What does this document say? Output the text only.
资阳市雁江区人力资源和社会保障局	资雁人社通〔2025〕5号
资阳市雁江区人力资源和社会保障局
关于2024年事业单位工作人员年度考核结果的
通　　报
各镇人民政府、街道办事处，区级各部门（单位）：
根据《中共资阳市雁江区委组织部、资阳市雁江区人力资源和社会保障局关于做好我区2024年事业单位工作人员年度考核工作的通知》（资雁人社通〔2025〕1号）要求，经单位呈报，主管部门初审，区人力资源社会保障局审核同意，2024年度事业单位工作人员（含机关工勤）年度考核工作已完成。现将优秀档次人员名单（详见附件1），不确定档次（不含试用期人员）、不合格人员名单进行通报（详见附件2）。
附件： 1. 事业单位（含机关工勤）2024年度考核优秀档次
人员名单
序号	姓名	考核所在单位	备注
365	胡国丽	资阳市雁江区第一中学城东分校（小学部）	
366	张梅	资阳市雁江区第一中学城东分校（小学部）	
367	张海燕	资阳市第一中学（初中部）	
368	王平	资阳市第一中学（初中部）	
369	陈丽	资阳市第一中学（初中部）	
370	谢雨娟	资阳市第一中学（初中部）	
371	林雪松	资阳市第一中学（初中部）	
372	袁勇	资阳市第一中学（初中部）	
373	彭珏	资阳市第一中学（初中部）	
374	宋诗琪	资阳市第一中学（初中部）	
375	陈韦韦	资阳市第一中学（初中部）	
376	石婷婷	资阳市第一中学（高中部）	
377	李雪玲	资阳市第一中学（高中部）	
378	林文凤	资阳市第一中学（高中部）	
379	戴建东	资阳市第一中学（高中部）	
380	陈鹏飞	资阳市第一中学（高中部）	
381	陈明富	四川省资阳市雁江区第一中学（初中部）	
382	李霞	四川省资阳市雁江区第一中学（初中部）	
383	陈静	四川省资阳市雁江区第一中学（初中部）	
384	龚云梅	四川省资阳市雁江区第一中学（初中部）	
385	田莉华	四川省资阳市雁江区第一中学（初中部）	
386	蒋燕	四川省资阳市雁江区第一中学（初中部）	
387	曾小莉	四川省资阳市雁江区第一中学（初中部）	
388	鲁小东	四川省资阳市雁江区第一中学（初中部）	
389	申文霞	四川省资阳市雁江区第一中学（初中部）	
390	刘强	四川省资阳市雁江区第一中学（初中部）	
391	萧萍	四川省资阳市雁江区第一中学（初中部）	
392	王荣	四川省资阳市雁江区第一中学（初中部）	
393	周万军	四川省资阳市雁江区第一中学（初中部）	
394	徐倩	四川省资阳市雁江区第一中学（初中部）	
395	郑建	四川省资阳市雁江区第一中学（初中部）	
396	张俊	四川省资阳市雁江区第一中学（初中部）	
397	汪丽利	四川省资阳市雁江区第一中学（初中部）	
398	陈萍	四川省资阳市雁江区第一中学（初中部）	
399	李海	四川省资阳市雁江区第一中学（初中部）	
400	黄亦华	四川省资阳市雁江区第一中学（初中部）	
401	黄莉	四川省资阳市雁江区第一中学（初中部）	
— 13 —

Exercise prompt: Working from the material above, retype it in its entirety without change.

Task output:
What does this document say? Output the text only.
资阳市雁江区人力资源和社会保障局	资雁人社通〔2025〕5号
资阳市雁江区人力资源和社会保障局
关于2024年事业单位工作人员年度考核结果的
通　　报
各镇人民政府、街道办事处，区级各部门（单位）：
根据《中共资阳市雁江区委组织部、资阳市雁江区人力资源和社会保障局关于做好我区2024年事业单位工作人员年度考核工作的通知》（资雁人社通〔2025〕1号）要求，经单位呈报，主管部门初审，区人力资源社会保障局审核同意，2024年度事业单位工作人员（含机关工勤）年度考核工作已完成。现将优秀档次人员名单（详见附件1），不确定档次（不含试用期人员）、不合格人员名单进行通报（详见附件2）。
附件： 1. 事业单位（含机关工勤）2024年度考核优秀档次
人员名单
序号	姓名	考核所在单位	备注
365	胡国丽	资阳市雁江区第一中学城东分校（小学部）	
366	张梅	资阳市雁江区第一中学城东分校（小学部）	
367	张海燕	资阳市第一中学（初中部）	
368	王平	资阳市第一中学（初中部）	
369	陈丽	资阳市第一中学（初中部）	
370	谢雨娟	资阳市第一中学（初中部）	
371	林雪松	资阳市第一中学（初中部）	
372	袁勇	资阳市第一中学（初中部）	
373	彭珏	资阳市第一中学（初中部）	
374	宋诗琪	资阳市第一中学（初中部）	
375	陈韦韦	资阳市第一中学（初中部）	
376	石婷婷	资阳市第一中学（高中部）	
377	李雪玲	资阳市第一中学（高中部）	
378	林文凤	资阳市第一中学（高中部）	
379	戴建东	资阳市第一中学（高中部）	
380	陈鹏飞	资阳市第一中学（高中部）	
381	陈明富	四川省资阳市雁江区第一中学（初中部）	
382	李霞	四川省资阳市雁江区第一中学（初中部）	
383	陈静	四川省资阳市雁江区第一中学（初中部）	
384	龚云梅	四川省资阳市雁江区第一中学（初中部）	
385	田莉华	四川省资阳市雁江区第一中学（初中部）	
386	蒋燕	四川省资阳市雁江区第一中学（初中部）	
387	曾小莉	四川省资阳市雁江区第一中学（初中部）	
388	鲁小东	四川省资阳市雁江区第一中学（初中部）	
389	申文霞	四川省资阳市雁江区第一中学（初中部）	
390	刘强	四川省资阳市雁江区第一中学（初中部）	
391	萧萍	四川省资阳市雁江区第一中学（初中部）	
392	王荣	四川省资阳市雁江区第一中学（初中部）	
393	周万军	四川省资阳市雁江区第一中学（初中部）	
394	徐倩	四川省资阳市雁江区第一中学（初中部）	
395	郑建	四川省资阳市雁江区第一中学（初中部）	
396	张俊	四川省资阳市雁江区第一中学（初中部）	
397	汪丽利	四川省资阳市雁江区第一中学（初中部）	
398	陈萍	四川省资阳市雁江区第一中学（初中部）	
399	李海	四川省资阳市雁江区第一中学（初中部）	
400	黄亦华	四川省资阳市雁江区第一中学（初中部）	
401	黄莉	四川省资阳市雁江区第一中学（初中部）	
— 13 —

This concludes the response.